[Begin THE INPUT]
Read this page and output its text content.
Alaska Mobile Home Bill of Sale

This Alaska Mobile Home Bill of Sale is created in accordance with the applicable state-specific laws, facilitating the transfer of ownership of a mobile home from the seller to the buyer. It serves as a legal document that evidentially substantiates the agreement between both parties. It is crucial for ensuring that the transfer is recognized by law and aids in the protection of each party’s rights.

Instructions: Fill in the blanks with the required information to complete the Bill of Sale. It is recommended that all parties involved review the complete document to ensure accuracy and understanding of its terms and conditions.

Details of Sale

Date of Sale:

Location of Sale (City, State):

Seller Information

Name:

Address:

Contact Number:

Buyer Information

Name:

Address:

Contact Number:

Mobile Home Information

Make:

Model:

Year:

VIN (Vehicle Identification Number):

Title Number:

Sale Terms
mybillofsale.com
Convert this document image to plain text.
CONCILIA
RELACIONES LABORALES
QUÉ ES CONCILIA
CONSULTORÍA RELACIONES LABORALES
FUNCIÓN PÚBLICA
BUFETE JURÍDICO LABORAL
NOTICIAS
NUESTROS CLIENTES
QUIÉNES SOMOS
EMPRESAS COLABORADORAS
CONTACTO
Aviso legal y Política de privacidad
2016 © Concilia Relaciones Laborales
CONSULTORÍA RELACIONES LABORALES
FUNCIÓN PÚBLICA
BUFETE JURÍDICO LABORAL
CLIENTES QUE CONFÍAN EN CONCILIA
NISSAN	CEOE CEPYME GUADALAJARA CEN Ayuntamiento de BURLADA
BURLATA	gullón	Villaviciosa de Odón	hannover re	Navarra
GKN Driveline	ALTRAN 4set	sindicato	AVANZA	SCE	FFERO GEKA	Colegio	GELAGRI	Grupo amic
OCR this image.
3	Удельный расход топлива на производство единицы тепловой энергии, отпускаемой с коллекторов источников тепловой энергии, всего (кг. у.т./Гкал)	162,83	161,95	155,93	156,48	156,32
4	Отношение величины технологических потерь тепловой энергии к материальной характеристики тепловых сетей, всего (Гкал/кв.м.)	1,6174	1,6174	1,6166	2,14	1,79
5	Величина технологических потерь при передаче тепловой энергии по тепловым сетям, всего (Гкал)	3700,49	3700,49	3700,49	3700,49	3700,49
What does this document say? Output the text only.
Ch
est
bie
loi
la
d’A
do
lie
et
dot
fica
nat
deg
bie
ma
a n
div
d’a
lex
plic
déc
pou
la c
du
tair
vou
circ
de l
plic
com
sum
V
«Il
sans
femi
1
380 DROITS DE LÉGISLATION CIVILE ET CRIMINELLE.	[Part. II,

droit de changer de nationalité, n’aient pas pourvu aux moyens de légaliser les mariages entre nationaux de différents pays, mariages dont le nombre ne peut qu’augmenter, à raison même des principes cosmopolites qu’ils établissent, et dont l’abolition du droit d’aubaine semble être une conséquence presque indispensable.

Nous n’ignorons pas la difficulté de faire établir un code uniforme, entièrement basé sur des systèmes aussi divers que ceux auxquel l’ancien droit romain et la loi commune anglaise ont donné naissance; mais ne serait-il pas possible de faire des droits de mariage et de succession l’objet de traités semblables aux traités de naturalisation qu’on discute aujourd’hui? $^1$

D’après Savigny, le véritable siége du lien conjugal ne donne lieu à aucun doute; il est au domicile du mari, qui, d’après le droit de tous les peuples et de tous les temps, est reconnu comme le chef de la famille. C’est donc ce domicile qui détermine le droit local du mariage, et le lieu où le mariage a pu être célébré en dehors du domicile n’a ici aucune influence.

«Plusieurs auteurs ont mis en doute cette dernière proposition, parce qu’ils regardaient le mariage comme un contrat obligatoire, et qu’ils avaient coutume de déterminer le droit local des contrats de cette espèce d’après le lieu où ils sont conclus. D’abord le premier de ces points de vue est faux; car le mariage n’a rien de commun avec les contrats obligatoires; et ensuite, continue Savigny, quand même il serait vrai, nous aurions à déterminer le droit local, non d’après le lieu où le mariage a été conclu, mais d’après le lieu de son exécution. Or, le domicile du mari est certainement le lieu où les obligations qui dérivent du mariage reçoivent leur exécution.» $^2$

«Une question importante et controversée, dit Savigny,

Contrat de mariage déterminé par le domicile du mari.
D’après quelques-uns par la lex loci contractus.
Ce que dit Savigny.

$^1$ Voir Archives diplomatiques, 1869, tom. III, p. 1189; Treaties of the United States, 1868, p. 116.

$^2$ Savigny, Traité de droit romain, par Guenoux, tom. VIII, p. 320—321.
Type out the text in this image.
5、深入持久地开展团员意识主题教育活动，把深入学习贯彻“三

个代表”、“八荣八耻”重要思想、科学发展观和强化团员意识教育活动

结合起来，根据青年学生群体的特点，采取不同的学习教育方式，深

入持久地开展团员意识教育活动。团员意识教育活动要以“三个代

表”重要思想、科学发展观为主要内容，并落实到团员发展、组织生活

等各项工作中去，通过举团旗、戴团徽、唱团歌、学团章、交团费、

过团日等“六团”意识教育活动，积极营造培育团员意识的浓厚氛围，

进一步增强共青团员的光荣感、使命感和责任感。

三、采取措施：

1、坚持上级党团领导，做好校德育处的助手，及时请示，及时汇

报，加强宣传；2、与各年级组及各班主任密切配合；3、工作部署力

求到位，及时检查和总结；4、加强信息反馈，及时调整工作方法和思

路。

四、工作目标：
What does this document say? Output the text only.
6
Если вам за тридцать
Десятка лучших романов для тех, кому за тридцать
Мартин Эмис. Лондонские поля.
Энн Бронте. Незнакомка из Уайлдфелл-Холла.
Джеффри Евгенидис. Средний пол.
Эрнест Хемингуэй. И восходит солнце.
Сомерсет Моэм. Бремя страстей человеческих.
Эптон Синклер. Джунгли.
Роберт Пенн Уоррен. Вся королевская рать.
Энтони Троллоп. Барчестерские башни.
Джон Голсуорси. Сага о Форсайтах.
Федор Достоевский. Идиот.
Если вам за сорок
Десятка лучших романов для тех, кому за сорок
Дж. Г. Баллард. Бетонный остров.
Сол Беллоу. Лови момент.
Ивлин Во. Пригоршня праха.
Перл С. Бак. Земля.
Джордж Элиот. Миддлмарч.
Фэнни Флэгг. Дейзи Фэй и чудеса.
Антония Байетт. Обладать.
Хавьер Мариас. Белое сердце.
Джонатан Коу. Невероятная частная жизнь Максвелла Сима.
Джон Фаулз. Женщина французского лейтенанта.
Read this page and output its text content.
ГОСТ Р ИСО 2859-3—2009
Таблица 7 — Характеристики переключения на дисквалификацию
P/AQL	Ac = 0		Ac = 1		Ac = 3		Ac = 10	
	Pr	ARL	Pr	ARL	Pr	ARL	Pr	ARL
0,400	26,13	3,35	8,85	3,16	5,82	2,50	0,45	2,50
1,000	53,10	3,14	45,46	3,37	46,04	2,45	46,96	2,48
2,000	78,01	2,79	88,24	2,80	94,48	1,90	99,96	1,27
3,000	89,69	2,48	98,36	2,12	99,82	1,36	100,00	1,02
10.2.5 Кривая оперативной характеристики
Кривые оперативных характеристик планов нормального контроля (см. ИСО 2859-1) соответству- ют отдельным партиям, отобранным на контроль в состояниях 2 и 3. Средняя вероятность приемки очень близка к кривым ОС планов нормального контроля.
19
[End THE INPUT]
WHAT THE TASK ASKS
Tell how many lines include "lieu". The number is the whole answer.

RIGHT ANSWER
2